TASK OBJECTIVE -
Switch "text-line" to "body-line" throughout the following lines and leave everything else unchanged.

[Element box annotations]
──────────
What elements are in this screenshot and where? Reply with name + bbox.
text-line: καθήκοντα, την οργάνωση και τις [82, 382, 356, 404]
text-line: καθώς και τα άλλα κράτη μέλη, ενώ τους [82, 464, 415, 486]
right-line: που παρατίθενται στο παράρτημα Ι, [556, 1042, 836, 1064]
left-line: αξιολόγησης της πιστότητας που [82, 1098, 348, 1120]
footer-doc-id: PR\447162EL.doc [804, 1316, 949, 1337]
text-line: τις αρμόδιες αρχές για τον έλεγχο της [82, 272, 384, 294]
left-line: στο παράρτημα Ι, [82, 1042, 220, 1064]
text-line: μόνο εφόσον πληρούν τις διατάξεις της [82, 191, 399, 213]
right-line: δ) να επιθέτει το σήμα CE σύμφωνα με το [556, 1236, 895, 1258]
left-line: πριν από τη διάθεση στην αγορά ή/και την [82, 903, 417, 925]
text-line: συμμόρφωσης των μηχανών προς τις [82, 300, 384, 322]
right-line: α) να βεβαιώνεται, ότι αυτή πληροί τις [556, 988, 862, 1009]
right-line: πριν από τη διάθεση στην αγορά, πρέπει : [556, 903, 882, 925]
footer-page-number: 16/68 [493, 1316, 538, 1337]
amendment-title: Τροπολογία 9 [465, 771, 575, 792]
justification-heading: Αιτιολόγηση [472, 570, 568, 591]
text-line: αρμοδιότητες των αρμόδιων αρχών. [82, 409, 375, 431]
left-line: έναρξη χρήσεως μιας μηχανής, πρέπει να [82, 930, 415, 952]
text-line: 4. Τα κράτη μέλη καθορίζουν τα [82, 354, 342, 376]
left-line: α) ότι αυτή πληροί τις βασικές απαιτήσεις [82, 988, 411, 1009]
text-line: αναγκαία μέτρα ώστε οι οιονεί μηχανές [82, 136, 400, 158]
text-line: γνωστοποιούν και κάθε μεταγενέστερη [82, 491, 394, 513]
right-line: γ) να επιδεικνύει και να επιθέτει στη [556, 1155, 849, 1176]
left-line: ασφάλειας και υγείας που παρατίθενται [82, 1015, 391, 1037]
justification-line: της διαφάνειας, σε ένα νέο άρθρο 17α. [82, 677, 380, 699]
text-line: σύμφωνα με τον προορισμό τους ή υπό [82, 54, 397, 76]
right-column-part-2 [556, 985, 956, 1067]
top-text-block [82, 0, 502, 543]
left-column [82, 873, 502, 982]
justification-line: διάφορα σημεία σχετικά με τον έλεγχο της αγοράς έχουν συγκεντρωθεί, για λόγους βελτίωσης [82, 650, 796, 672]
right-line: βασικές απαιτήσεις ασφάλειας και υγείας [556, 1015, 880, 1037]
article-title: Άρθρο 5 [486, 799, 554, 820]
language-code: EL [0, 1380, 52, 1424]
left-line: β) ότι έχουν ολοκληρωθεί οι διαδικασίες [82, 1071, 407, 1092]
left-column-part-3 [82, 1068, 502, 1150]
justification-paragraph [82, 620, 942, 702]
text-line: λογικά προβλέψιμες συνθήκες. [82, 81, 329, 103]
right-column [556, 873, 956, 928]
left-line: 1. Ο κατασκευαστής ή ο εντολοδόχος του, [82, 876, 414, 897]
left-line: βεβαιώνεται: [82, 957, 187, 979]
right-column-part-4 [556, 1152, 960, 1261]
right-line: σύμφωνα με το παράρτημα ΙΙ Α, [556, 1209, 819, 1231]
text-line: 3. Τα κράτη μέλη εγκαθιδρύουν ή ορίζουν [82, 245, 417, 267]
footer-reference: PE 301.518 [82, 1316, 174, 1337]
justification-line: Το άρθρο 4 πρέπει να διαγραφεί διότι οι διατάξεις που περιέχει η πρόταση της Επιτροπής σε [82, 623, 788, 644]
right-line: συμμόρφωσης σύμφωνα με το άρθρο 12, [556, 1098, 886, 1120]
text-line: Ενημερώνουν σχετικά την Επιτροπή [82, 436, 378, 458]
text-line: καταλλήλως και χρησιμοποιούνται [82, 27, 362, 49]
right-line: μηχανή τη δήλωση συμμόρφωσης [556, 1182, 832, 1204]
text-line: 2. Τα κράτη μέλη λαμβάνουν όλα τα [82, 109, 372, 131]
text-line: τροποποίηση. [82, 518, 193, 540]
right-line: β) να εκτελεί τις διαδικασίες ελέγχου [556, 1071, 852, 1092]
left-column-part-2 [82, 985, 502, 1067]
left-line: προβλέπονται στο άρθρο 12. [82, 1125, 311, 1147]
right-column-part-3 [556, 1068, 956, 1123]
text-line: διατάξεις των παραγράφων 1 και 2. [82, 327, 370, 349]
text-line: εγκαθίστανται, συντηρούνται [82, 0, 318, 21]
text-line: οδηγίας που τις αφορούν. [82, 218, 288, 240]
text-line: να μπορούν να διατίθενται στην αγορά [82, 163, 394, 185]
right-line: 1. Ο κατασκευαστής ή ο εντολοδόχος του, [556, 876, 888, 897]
──────────
RESULT OF THE EXERCISE -
What elements are in this screenshot and where? Reply with name + bbox.
body-line: καθήκοντα, την οργάνωση και τις [82, 382, 356, 404]
body-line: καθώς και τα άλλα κράτη μέλη, ενώ τους [82, 464, 415, 486]
right-line: που παρατίθενται στο παράρτημα Ι, [556, 1042, 836, 1064]
left-line: αξιολόγησης της πιστότητας που [82, 1098, 348, 1120]
footer-doc-id: PR\447162EL.doc [804, 1316, 949, 1337]
body-line: τις αρμόδιες αρχές για τον έλεγχο της [82, 272, 384, 294]
left-line: στο παράρτημα Ι, [82, 1042, 220, 1064]
body-line: μόνο εφόσον πληρούν τις διατάξεις της [82, 191, 399, 213]
right-line: δ) να επιθέτει το σήμα CE σύμφωνα με το [556, 1236, 895, 1258]
left-line: πριν από τη διάθεση στην αγορά ή/και την [82, 903, 417, 925]
body-line: συμμόρφωσης των μηχανών προς τις [82, 300, 384, 322]
right-line: α) να βεβαιώνεται, ότι αυτή πληροί τις [556, 988, 862, 1009]
right-line: πριν από τη διάθεση στην αγορά, πρέπει : [556, 903, 882, 925]
footer-page-number: 16/68 [493, 1316, 538, 1337]
amendment-title: Τροπολογία 9 [465, 771, 575, 792]
justification-heading: Αιτιολόγηση [472, 570, 568, 591]
body-line: αρμοδιότητες των αρμόδιων αρχών. [82, 409, 375, 431]
left-line: έναρξη χρήσεως μιας μηχανής, πρέπει να [82, 930, 415, 952]
body-line: 4. Τα κράτη μέλη καθορίζουν τα [82, 354, 342, 376]
left-line: α) ότι αυτή πληροί τις βασικές απαιτήσεις [82, 988, 411, 1009]
body-line: αναγκαία μέτρα ώστε οι οιονεί μηχανές [82, 136, 400, 158]
body-line: γνωστοποιούν και κάθε μεταγενέστερη [82, 491, 394, 513]
right-line: γ) να επιδεικνύει και να επιθέτει στη [556, 1155, 849, 1176]
left-line: ασφάλειας και υγείας που παρατίθενται [82, 1015, 391, 1037]
justification-line: της διαφάνειας, σε ένα νέο άρθρο 17α. [82, 677, 380, 699]
body-line: σύμφωνα με τον προορισμό τους ή υπό [82, 54, 397, 76]
right-column-part-2 [556, 985, 956, 1067]
top-text-block [82, 0, 502, 543]
left-column [82, 873, 502, 982]
justification-line: διάφορα σημεία σχετικά με τον έλεγχο της αγοράς έχουν συγκεντρωθεί, για λόγους βελτίωσης [82, 650, 796, 672]
right-line: βασικές απαιτήσεις ασφάλειας και υγείας [556, 1015, 880, 1037]
article-title: Άρθρο 5 [486, 799, 554, 820]
language-code: EL [0, 1380, 52, 1424]
left-line: β) ότι έχουν ολοκληρωθεί οι διαδικασίες [82, 1071, 407, 1092]
left-column-part-3 [82, 1068, 502, 1150]
justification-paragraph [82, 620, 942, 702]
body-line: λογικά προβλέψιμες συνθήκες. [82, 81, 329, 103]
right-column [556, 873, 956, 928]
left-line: 1. Ο κατασκευαστής ή ο εντολοδόχος του, [82, 876, 414, 897]
left-line: βεβαιώνεται: [82, 957, 187, 979]
right-column-part-4 [556, 1152, 960, 1261]
right-line: σύμφωνα με το παράρτημα ΙΙ Α, [556, 1209, 819, 1231]
body-line: 3. Τα κράτη μέλη εγκαθιδρύουν ή ορίζουν [82, 245, 417, 267]
footer-reference: PE 301.518 [82, 1316, 174, 1337]
justification-line: Το άρθρο 4 πρέπει να διαγραφεί διότι οι διατάξεις που περιέχει η πρόταση της Επιτροπής σε [82, 623, 788, 644]
right-line: συμμόρφωσης σύμφωνα με το άρθρο 12, [556, 1098, 886, 1120]
body-line: Ενημερώνουν σχετικά την Επιτροπή [82, 436, 378, 458]
body-line: καταλλήλως και χρησιμοποιούνται [82, 27, 362, 49]
right-line: μηχανή τη δήλωση συμμόρφωσης [556, 1182, 832, 1204]
body-line: 2. Τα κράτη μέλη λαμβάνουν όλα τα [82, 109, 372, 131]
body-line: τροποποίηση. [82, 518, 193, 540]
right-line: β) να εκτελεί τις διαδικασίες ελέγχου [556, 1071, 852, 1092]
left-column-part-2 [82, 985, 502, 1067]
left-line: προβλέπονται στο άρθρο 12. [82, 1125, 311, 1147]
right-column-part-3 [556, 1068, 956, 1123]
body-line: διατάξεις των παραγράφων 1 και 2. [82, 327, 370, 349]
body-line: εγκαθίστανται, συντηρούνται [82, 0, 318, 21]
body-line: οδηγίας που τις αφορούν. [82, 218, 288, 240]
body-line: να μπορούν να διατίθενται στην αγορά [82, 163, 394, 185]
right-line: 1. Ο κατασκευαστής ή ο εντολοδόχος του, [556, 876, 888, 897]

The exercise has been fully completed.